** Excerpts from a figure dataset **
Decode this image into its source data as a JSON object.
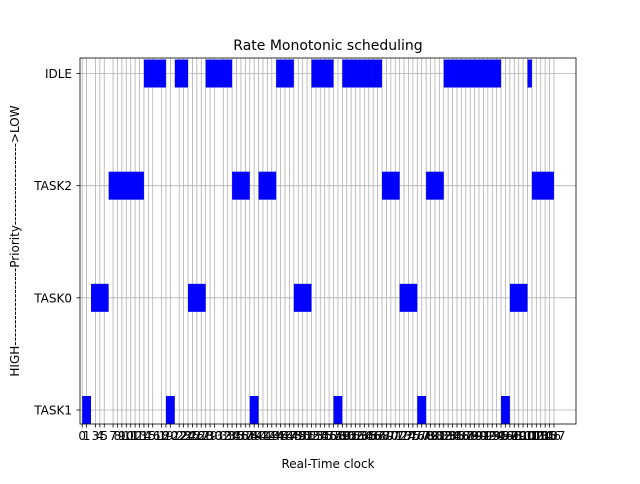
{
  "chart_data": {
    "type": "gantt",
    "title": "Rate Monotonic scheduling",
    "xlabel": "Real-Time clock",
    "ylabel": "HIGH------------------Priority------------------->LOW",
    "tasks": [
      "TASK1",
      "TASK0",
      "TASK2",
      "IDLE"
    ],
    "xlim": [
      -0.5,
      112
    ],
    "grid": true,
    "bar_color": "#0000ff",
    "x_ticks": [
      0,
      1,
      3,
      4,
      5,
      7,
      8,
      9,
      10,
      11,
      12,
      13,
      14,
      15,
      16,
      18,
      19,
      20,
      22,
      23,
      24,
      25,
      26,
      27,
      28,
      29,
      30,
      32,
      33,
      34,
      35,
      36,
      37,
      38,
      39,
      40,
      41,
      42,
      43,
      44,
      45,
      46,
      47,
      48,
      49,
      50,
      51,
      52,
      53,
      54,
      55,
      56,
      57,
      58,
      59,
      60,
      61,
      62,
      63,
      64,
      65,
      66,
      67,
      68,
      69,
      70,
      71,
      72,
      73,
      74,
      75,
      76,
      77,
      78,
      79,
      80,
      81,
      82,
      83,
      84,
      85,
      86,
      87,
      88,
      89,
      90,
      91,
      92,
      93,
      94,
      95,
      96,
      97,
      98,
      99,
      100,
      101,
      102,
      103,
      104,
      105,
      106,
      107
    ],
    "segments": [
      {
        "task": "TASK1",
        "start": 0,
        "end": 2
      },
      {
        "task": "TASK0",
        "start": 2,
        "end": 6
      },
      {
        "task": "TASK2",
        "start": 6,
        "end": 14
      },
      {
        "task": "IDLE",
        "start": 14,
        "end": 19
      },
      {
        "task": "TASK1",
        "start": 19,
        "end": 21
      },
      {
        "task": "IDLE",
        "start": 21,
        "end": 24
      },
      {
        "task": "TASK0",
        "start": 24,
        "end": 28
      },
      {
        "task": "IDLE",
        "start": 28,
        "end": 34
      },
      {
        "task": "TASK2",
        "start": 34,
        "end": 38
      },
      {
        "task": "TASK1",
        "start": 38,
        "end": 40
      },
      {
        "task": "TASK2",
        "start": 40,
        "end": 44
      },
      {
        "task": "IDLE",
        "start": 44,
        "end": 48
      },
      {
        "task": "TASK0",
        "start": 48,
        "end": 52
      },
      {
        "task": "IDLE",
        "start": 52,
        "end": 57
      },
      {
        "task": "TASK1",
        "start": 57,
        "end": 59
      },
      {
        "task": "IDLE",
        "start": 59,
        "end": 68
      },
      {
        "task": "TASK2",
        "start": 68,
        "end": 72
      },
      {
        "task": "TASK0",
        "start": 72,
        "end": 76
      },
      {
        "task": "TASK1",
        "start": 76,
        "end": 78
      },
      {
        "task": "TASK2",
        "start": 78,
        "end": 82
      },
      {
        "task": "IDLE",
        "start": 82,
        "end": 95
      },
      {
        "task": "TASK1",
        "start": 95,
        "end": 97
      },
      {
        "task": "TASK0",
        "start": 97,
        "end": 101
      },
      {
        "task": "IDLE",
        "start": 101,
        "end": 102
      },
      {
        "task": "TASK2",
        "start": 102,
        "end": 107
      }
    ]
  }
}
...
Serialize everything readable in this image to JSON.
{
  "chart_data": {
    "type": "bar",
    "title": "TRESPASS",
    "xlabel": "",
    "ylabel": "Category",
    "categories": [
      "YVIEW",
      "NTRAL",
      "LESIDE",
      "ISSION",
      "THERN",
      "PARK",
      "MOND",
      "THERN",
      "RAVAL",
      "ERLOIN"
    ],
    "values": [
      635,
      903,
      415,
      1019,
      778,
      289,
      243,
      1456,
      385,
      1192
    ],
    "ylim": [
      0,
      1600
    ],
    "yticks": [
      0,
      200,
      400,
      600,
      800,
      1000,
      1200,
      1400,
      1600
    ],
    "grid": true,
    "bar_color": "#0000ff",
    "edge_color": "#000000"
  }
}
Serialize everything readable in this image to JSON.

** Instructions for the task **
Count the lines that include the word "title" and state the result as a bare number.

** Task result **
2